| YOUR OBJECTIVE |
Reproduce the records below exactly as given.

- - - - -

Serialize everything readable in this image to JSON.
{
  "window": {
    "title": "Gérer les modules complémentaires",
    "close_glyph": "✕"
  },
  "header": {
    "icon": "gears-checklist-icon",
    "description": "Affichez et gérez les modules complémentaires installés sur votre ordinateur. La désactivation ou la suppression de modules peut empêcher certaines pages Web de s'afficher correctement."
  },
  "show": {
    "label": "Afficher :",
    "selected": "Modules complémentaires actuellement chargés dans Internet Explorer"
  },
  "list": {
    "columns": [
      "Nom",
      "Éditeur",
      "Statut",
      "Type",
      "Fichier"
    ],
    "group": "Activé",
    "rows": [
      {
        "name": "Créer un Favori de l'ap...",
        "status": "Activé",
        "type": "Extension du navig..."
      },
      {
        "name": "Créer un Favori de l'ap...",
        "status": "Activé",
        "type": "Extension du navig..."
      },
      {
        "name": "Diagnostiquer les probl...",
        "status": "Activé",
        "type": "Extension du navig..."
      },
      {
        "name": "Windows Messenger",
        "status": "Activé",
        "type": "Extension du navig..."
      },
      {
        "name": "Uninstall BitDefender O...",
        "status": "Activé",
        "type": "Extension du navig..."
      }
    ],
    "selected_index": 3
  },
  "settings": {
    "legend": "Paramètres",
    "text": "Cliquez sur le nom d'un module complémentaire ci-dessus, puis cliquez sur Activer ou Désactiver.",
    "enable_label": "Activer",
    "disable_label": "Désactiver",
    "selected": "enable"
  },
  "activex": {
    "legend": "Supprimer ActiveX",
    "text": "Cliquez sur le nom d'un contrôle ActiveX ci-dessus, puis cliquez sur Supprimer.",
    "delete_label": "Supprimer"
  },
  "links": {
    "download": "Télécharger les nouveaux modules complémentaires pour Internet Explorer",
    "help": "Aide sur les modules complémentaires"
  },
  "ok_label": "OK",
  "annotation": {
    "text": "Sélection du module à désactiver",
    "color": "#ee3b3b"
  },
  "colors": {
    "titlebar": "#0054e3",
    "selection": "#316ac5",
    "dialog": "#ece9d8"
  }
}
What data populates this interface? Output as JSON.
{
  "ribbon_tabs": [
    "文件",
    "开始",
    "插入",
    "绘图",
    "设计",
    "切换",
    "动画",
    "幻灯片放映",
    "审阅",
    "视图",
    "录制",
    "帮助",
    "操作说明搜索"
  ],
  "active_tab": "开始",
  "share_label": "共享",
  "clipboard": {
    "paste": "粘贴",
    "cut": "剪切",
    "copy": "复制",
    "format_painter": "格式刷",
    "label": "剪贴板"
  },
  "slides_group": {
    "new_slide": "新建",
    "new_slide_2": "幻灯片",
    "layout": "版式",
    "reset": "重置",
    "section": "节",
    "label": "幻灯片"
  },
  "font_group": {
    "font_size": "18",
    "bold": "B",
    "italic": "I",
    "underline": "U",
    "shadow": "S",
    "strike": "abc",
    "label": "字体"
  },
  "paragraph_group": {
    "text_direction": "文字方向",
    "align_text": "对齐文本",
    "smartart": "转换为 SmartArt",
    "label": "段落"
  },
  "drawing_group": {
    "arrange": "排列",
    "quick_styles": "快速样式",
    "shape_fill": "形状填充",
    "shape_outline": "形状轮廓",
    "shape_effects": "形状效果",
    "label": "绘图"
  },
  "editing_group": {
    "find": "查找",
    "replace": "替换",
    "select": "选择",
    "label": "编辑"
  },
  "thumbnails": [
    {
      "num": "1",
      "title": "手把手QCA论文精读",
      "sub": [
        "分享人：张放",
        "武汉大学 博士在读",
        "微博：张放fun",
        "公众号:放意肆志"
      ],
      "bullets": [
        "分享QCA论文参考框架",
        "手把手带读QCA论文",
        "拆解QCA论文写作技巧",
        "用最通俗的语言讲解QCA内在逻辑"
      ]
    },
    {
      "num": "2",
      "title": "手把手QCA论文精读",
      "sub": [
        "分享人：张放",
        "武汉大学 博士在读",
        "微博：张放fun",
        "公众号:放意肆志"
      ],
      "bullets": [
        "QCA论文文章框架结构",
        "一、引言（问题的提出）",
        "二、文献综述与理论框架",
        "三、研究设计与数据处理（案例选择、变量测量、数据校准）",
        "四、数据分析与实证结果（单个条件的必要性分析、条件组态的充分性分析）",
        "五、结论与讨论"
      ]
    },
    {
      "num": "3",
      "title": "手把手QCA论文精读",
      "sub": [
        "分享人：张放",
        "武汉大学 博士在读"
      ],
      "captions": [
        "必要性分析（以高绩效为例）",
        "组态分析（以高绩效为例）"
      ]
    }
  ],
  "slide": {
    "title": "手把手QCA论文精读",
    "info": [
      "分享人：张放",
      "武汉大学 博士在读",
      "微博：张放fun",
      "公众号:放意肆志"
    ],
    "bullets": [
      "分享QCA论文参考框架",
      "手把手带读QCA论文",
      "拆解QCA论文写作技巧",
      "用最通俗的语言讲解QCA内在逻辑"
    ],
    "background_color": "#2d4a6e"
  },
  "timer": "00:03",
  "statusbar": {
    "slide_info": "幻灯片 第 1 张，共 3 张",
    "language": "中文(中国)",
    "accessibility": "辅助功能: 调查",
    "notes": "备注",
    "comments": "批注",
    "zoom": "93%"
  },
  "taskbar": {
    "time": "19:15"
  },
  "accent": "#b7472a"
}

- - - - -

| ANSWER IN FULL |
Serialize everything readable in this image to JSON.
{
  "window": {
    "title": "Gérer les modules complémentaires",
    "close_glyph": "✕"
  },
  "header": {
    "icon": "gears-checklist-icon",
    "description": "Affichez et gérez les modules complémentaires installés sur votre ordinateur. La désactivation ou la suppression de modules peut empêcher certaines pages Web de s'afficher correctement."
  },
  "show": {
    "label": "Afficher :",
    "selected": "Modules complémentaires actuellement chargés dans Internet Explorer"
  },
  "list": {
    "columns": [
      "Nom",
      "Éditeur",
      "Statut",
      "Type",
      "Fichier"
    ],
    "group": "Activé",
    "rows": [
      {
        "name": "Créer un Favori de l'ap...",
        "status": "Activé",
        "type": "Extension du navig..."
      },
      {
        "name": "Créer un Favori de l'ap...",
        "status": "Activé",
        "type": "Extension du navig..."
      },
      {
        "name": "Diagnostiquer les probl...",
        "status": "Activé",
        "type": "Extension du navig..."
      },
      {
        "name": "Windows Messenger",
        "status": "Activé",
        "type": "Extension du navig..."
      },
      {
        "name": "Uninstall BitDefender O...",
        "status": "Activé",
        "type": "Extension du navig..."
      }
    ],
    "selected_index": 3
  },
  "settings": {
    "legend": "Paramètres",
    "text": "Cliquez sur le nom d'un module complémentaire ci-dessus, puis cliquez sur Activer ou Désactiver.",
    "enable_label": "Activer",
    "disable_label": "Désactiver",
    "selected": "enable"
  },
  "activex": {
    "legend": "Supprimer ActiveX",
    "text": "Cliquez sur le nom d'un contrôle ActiveX ci-dessus, puis cliquez sur Supprimer.",
    "delete_label": "Supprimer"
  },
  "links": {
    "download": "Télécharger les nouveaux modules complémentaires pour Internet Explorer",
    "help": "Aide sur les modules complémentaires"
  },
  "ok_label": "OK",
  "annotation": {
    "text": "Sélection du module à désactiver",
    "color": "#ee3b3b"
  },
  "colors": {
    "titlebar": "#0054e3",
    "selection": "#316ac5",
    "dialog": "#ece9d8"
  }
}
What data populates this interface? Output as JSON.
{
  "ribbon_tabs": [
    "文件",
    "开始",
    "插入",
    "绘图",
    "设计",
    "切换",
    "动画",
    "幻灯片放映",
    "审阅",
    "视图",
    "录制",
    "帮助",
    "操作说明搜索"
  ],
  "active_tab": "开始",
  "share_label": "共享",
  "clipboard": {
    "paste": "粘贴",
    "cut": "剪切",
    "copy": "复制",
    "format_painter": "格式刷",
    "label": "剪贴板"
  },
  "slides_group": {
    "new_slide": "新建",
    "new_slide_2": "幻灯片",
    "layout": "版式",
    "reset": "重置",
    "section": "节",
    "label": "幻灯片"
  },
  "font_group": {
    "font_size": "18",
    "bold": "B",
    "italic": "I",
    "underline": "U",
    "shadow": "S",
    "strike": "abc",
    "label": "字体"
  },
  "paragraph_group": {
    "text_direction": "文字方向",
    "align_text": "对齐文本",
    "smartart": "转换为 SmartArt",
    "label": "段落"
  },
  "drawing_group": {
    "arrange": "排列",
    "quick_styles": "快速样式",
    "shape_fill": "形状填充",
    "shape_outline": "形状轮廓",
    "shape_effects": "形状效果",
    "label": "绘图"
  },
  "editing_group": {
    "find": "查找",
    "replace": "替换",
    "select": "选择",
    "label": "编辑"
  },
  "thumbnails": [
    {
      "num": "1",
      "title": "手把手QCA论文精读",
      "sub": [
        "分享人：张放",
        "武汉大学 博士在读",
        "微博：张放fun",
        "公众号:放意肆志"
      ],
      "bullets": [
        "分享QCA论文参考框架",
        "手把手带读QCA论文",
        "拆解QCA论文写作技巧",
        "用最通俗的语言讲解QCA内在逻辑"
      ]
    },
    {
      "num": "2",
      "title": "手把手QCA论文精读",
      "sub": [
        "分享人：张放",
        "武汉大学 博士在读",
        "微博：张放fun",
        "公众号:放意肆志"
      ],
      "bullets": [
        "QCA论文文章框架结构",
        "一、引言（问题的提出）",
        "二、文献综述与理论框架",
        "三、研究设计与数据处理（案例选择、变量测量、数据校准）",
        "四、数据分析与实证结果（单个条件的必要性分析、条件组态的充分性分析）",
        "五、结论与讨论"
      ]
    },
    {
      "num": "3",
      "title": "手把手QCA论文精读",
      "sub": [
        "分享人：张放",
        "武汉大学 博士在读"
      ],
      "captions": [
        "必要性分析（以高绩效为例）",
        "组态分析（以高绩效为例）"
      ]
    }
  ],
  "slide": {
    "title": "手把手QCA论文精读",
    "info": [
      "分享人：张放",
      "武汉大学 博士在读",
      "微博：张放fun",
      "公众号:放意肆志"
    ],
    "bullets": [
      "分享QCA论文参考框架",
      "手把手带读QCA论文",
      "拆解QCA论文写作技巧",
      "用最通俗的语言讲解QCA内在逻辑"
    ],
    "background_color": "#2d4a6e"
  },
  "timer": "00:03",
  "statusbar": {
    "slide_info": "幻灯片 第 1 张，共 3 张",
    "language": "中文(中国)",
    "accessibility": "辅助功能: 调查",
    "notes": "备注",
    "comments": "批注",
    "zoom": "93%"
  },
  "taskbar": {
    "time": "19:15"
  },
  "accent": "#b7472a"
}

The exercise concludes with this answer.